## Records
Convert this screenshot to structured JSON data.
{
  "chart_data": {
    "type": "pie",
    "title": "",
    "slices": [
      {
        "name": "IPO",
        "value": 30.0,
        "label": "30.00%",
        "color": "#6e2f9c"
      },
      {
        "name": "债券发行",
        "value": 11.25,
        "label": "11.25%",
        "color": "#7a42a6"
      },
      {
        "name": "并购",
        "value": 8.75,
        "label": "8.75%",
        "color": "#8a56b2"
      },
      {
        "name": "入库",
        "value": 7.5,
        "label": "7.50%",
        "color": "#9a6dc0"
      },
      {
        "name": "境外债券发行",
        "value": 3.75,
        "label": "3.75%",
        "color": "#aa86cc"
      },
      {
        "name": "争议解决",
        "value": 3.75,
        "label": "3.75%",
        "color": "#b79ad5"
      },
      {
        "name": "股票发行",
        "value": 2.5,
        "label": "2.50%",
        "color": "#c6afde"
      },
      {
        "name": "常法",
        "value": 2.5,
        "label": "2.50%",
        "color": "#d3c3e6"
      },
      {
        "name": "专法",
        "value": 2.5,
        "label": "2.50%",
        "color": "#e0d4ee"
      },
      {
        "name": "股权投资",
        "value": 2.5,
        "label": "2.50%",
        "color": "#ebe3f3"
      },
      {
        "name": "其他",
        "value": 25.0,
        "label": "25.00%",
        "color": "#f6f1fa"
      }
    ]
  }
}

## Exercise objective
Check each line above for the word "color" and copy the ones that have it.

## Finished exercise
        "color": "#6e2f9c"
        "color": "#7a42a6"
        "color": "#8a56b2"
        "color": "#9a6dc0"
        "color": "#aa86cc"
        "color": "#b79ad5"
        "color": "#c6afde"
        "color": "#d3c3e6"
        "color": "#e0d4ee"
        "color": "#ebe3f3"
        "color": "#f6f1fa"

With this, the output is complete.